**GIVEN TASK**
Quote all of the data exactly as given. Skip every picture it contains.

Figure content listings
####

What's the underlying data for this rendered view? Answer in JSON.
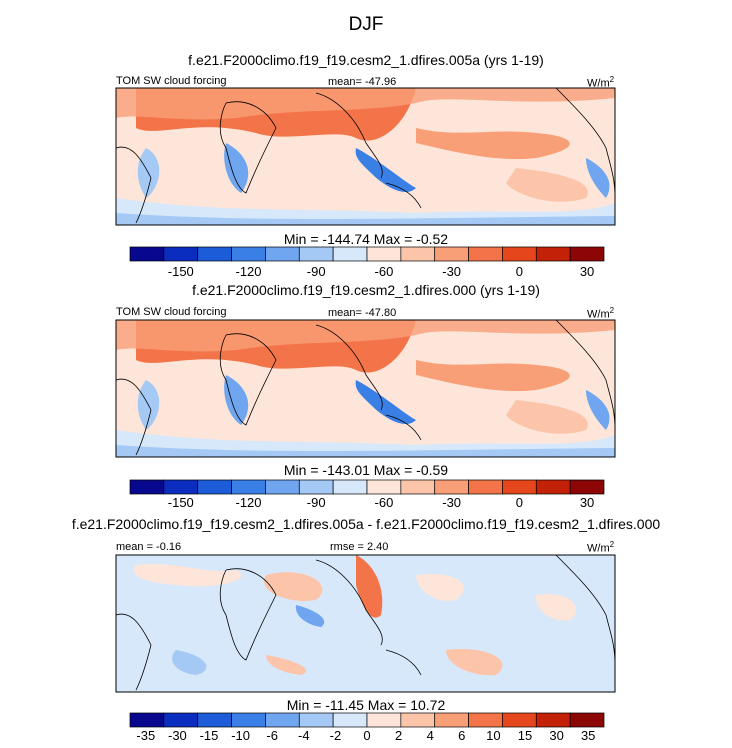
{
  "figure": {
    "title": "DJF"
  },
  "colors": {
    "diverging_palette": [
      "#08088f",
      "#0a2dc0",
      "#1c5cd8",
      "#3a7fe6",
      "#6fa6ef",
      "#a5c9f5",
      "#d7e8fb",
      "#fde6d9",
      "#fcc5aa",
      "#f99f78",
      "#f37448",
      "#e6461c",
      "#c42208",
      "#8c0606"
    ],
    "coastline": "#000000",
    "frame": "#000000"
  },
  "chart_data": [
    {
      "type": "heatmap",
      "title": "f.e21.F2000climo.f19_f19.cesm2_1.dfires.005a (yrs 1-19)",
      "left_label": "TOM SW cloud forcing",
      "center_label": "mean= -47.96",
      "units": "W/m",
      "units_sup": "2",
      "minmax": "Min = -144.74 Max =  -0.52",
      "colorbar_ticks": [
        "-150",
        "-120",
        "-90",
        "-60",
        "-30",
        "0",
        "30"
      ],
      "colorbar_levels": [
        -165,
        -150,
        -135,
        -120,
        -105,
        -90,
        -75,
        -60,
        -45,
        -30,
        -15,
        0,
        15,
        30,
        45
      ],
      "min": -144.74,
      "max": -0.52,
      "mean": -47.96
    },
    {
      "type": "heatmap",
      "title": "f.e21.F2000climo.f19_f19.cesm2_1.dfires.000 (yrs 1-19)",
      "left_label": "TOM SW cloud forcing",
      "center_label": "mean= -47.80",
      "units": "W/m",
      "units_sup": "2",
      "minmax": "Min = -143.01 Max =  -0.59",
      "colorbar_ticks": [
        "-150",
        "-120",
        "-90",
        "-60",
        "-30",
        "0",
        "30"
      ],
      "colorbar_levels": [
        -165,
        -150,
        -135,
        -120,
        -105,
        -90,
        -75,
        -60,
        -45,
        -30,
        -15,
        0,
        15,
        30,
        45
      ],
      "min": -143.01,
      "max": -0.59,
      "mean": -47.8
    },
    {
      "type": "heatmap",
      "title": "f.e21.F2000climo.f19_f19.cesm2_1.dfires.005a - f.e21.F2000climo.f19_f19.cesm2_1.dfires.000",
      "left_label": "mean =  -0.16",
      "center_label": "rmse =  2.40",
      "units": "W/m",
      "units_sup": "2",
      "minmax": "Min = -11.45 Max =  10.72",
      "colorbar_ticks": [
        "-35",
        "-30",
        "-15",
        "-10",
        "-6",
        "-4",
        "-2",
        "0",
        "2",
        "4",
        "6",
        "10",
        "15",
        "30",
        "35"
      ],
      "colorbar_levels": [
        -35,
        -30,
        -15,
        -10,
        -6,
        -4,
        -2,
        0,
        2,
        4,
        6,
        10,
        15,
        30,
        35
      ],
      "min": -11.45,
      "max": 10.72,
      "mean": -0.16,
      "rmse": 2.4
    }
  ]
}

####

**PROBLEM SOLUTION**
What's the underlying data for this rendered view? Answer in JSON.
{
  "figure": {
    "title": "DJF"
  },
  "colors": {
    "diverging_palette": [
      "#08088f",
      "#0a2dc0",
      "#1c5cd8",
      "#3a7fe6",
      "#6fa6ef",
      "#a5c9f5",
      "#d7e8fb",
      "#fde6d9",
      "#fcc5aa",
      "#f99f78",
      "#f37448",
      "#e6461c",
      "#c42208",
      "#8c0606"
    ],
    "coastline": "#000000",
    "frame": "#000000"
  },
  "chart_data": [
    {
      "type": "heatmap",
      "title": "f.e21.F2000climo.f19_f19.cesm2_1.dfires.005a (yrs 1-19)",
      "left_label": "TOM SW cloud forcing",
      "center_label": "mean= -47.96",
      "units": "W/m",
      "units_sup": "2",
      "minmax": "Min = -144.74 Max =  -0.52",
      "colorbar_ticks": [
        "-150",
        "-120",
        "-90",
        "-60",
        "-30",
        "0",
        "30"
      ],
      "colorbar_levels": [
        -165,
        -150,
        -135,
        -120,
        -105,
        -90,
        -75,
        -60,
        -45,
        -30,
        -15,
        0,
        15,
        30,
        45
      ],
      "min": -144.74,
      "max": -0.52,
      "mean": -47.96
    },
    {
      "type": "heatmap",
      "title": "f.e21.F2000climo.f19_f19.cesm2_1.dfires.000 (yrs 1-19)",
      "left_label": "TOM SW cloud forcing",
      "center_label": "mean= -47.80",
      "units": "W/m",
      "units_sup": "2",
      "minmax": "Min = -143.01 Max =  -0.59",
      "colorbar_ticks": [
        "-150",
        "-120",
        "-90",
        "-60",
        "-30",
        "0",
        "30"
      ],
      "colorbar_levels": [
        -165,
        -150,
        -135,
        -120,
        -105,
        -90,
        -75,
        -60,
        -45,
        -30,
        -15,
        0,
        15,
        30,
        45
      ],
      "min": -143.01,
      "max": -0.59,
      "mean": -47.8
    },
    {
      "type": "heatmap",
      "title": "f.e21.F2000climo.f19_f19.cesm2_1.dfires.005a - f.e21.F2000climo.f19_f19.cesm2_1.dfires.000",
      "left_label": "mean =  -0.16",
      "center_label": "rmse =  2.40",
      "units": "W/m",
      "units_sup": "2",
      "minmax": "Min = -11.45 Max =  10.72",
      "colorbar_ticks": [
        "-35",
        "-30",
        "-15",
        "-10",
        "-6",
        "-4",
        "-2",
        "0",
        "2",
        "4",
        "6",
        "10",
        "15",
        "30",
        "35"
      ],
      "colorbar_levels": [
        -35,
        -30,
        -15,
        -10,
        -6,
        -4,
        -2,
        0,
        2,
        4,
        6,
        10,
        15,
        30,
        35
      ],
      "min": -11.45,
      "max": 10.72,
      "mean": -0.16,
      "rmse": 2.4
    }
  ]
}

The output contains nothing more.